#### Entries shown:
····················

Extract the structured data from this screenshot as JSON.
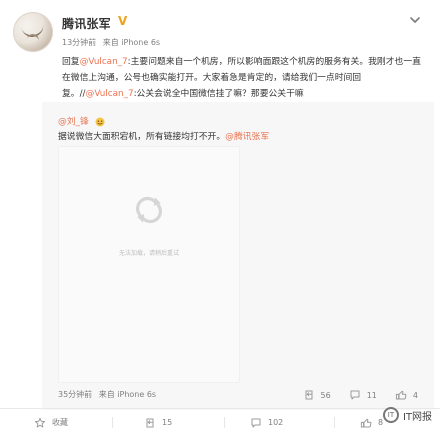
{
  "post": {
    "author": "腾讯张军",
    "time": "13分钟前",
    "source": "来自 iPhone 6s",
    "content": {
      "prefix": "回复",
      "mention1": "@Vulcan_7",
      "text1": ":主要问题来自一个机房，所以影响面跟这个机房的服务有关。我刚才也一直在微信上沟通，公号也确实能打开。大家着急是肯定的，请给我们一点时间回复。//",
      "mention2": "@Vulcan_7",
      "text2": ":公关会说全中国微信挂了嘛？那要公关干嘛"
    }
  },
  "repost": {
    "author": "@刘_锋",
    "text": "据说微信大面积宕机，所有链接均打不开。",
    "mention": "@腾讯张军",
    "media_placeholder": "无法加载，请稍后重试",
    "time": "35分钟前",
    "source": "来自 iPhone 6s",
    "counts": {
      "repost": "56",
      "comment": "11",
      "like": "4"
    }
  },
  "bottom": {
    "collect": "收藏",
    "repost": "15",
    "comment": "102",
    "like": "8"
  },
  "watermark": "IT网报"
}
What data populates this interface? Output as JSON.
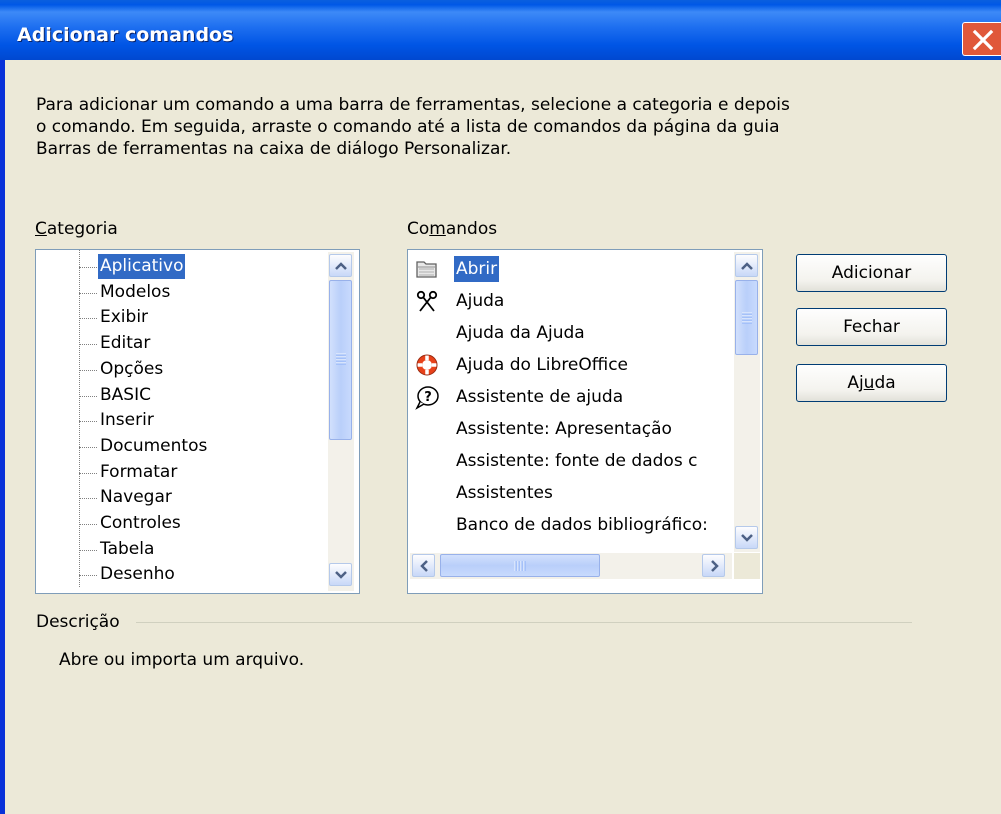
{
  "window": {
    "title": "Adicionar comandos",
    "close_icon": "close-icon"
  },
  "intro": {
    "text": "Para adicionar um comando a uma barra de ferramentas, selecione a categoria e depois o comando. Em seguida, arraste o comando até a lista de comandos da página da guia Barras de ferramentas na caixa de diálogo Personalizar."
  },
  "category": {
    "label": "Categoria",
    "items": [
      "Aplicativo",
      "Modelos",
      "Exibir",
      "Editar",
      "Opções",
      "BASIC",
      "Inserir",
      "Documentos",
      "Formatar",
      "Navegar",
      "Controles",
      "Tabela",
      "Desenho"
    ],
    "selected": "Aplicativo"
  },
  "commands": {
    "label": "Comandos",
    "items": [
      {
        "label": "Abrir",
        "icon": "folder-open-icon"
      },
      {
        "label": "Ajuda",
        "icon": "scissors-icon"
      },
      {
        "label": "Ajuda da Ajuda",
        "icon": ""
      },
      {
        "label": "Ajuda do LibreOffice",
        "icon": "lifebuoy-icon"
      },
      {
        "label": "Assistente de ajuda",
        "icon": "question-balloon-icon"
      },
      {
        "label": "Assistente: Apresentação",
        "icon": ""
      },
      {
        "label": "Assistente: fonte de dados c",
        "icon": ""
      },
      {
        "label": "Assistentes",
        "icon": ""
      },
      {
        "label": "Banco de dados bibliográfico:",
        "icon": ""
      }
    ],
    "selected": "Abrir"
  },
  "buttons": {
    "add": "Adicionar",
    "close": "Fechar",
    "help": "Ajuda"
  },
  "description": {
    "label": "Descrição",
    "text": "Abre ou importa um arquivo."
  },
  "colors": {
    "titlebar": "#0055e5",
    "selection": "#316ac5",
    "dialog_bg": "#ece9d8",
    "close_button": "#e0583a"
  }
}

····················

#### What is expected:
Print the complete listing exactly as it stands, without its pictures.

#### Written answer:
Extract the structured data from this screenshot as JSON.
{
  "post": {
    "author": "腾讯张军",
    "time": "13分钟前",
    "source": "来自 iPhone 6s",
    "content": {
      "prefix": "回复",
      "mention1": "@Vulcan_7",
      "text1": ":主要问题来自一个机房，所以影响面跟这个机房的服务有关。我刚才也一直在微信上沟通，公号也确实能打开。大家着急是肯定的，请给我们一点时间回复。//",
      "mention2": "@Vulcan_7",
      "text2": ":公关会说全中国微信挂了嘛？那要公关干嘛"
    }
  },
  "repost": {
    "author": "@刘_锋",
    "text": "据说微信大面积宕机，所有链接均打不开。",
    "mention": "@腾讯张军",
    "media_placeholder": "无法加载，请稍后重试",
    "time": "35分钟前",
    "source": "来自 iPhone 6s",
    "counts": {
      "repost": "56",
      "comment": "11",
      "like": "4"
    }
  },
  "bottom": {
    "collect": "收藏",
    "repost": "15",
    "comment": "102",
    "like": "8"
  },
  "watermark": "IT网报"
}
What data populates this interface? Output as JSON.
{
  "window": {
    "title": "Adicionar comandos",
    "close_icon": "close-icon"
  },
  "intro": {
    "text": "Para adicionar um comando a uma barra de ferramentas, selecione a categoria e depois o comando. Em seguida, arraste o comando até a lista de comandos da página da guia Barras de ferramentas na caixa de diálogo Personalizar."
  },
  "category": {
    "label": "Categoria",
    "items": [
      "Aplicativo",
      "Modelos",
      "Exibir",
      "Editar",
      "Opções",
      "BASIC",
      "Inserir",
      "Documentos",
      "Formatar",
      "Navegar",
      "Controles",
      "Tabela",
      "Desenho"
    ],
    "selected": "Aplicativo"
  },
  "commands": {
    "label": "Comandos",
    "items": [
      {
        "label": "Abrir",
        "icon": "folder-open-icon"
      },
      {
        "label": "Ajuda",
        "icon": "scissors-icon"
      },
      {
        "label": "Ajuda da Ajuda",
        "icon": ""
      },
      {
        "label": "Ajuda do LibreOffice",
        "icon": "lifebuoy-icon"
      },
      {
        "label": "Assistente de ajuda",
        "icon": "question-balloon-icon"
      },
      {
        "label": "Assistente: Apresentação",
        "icon": ""
      },
      {
        "label": "Assistente: fonte de dados c",
        "icon": ""
      },
      {
        "label": "Assistentes",
        "icon": ""
      },
      {
        "label": "Banco de dados bibliográfico:",
        "icon": ""
      }
    ],
    "selected": "Abrir"
  },
  "buttons": {
    "add": "Adicionar",
    "close": "Fechar",
    "help": "Ajuda"
  },
  "description": {
    "label": "Descrição",
    "text": "Abre ou importa um arquivo."
  },
  "colors": {
    "titlebar": "#0055e5",
    "selection": "#316ac5",
    "dialog_bg": "#ece9d8",
    "close_button": "#e0583a"
  }
}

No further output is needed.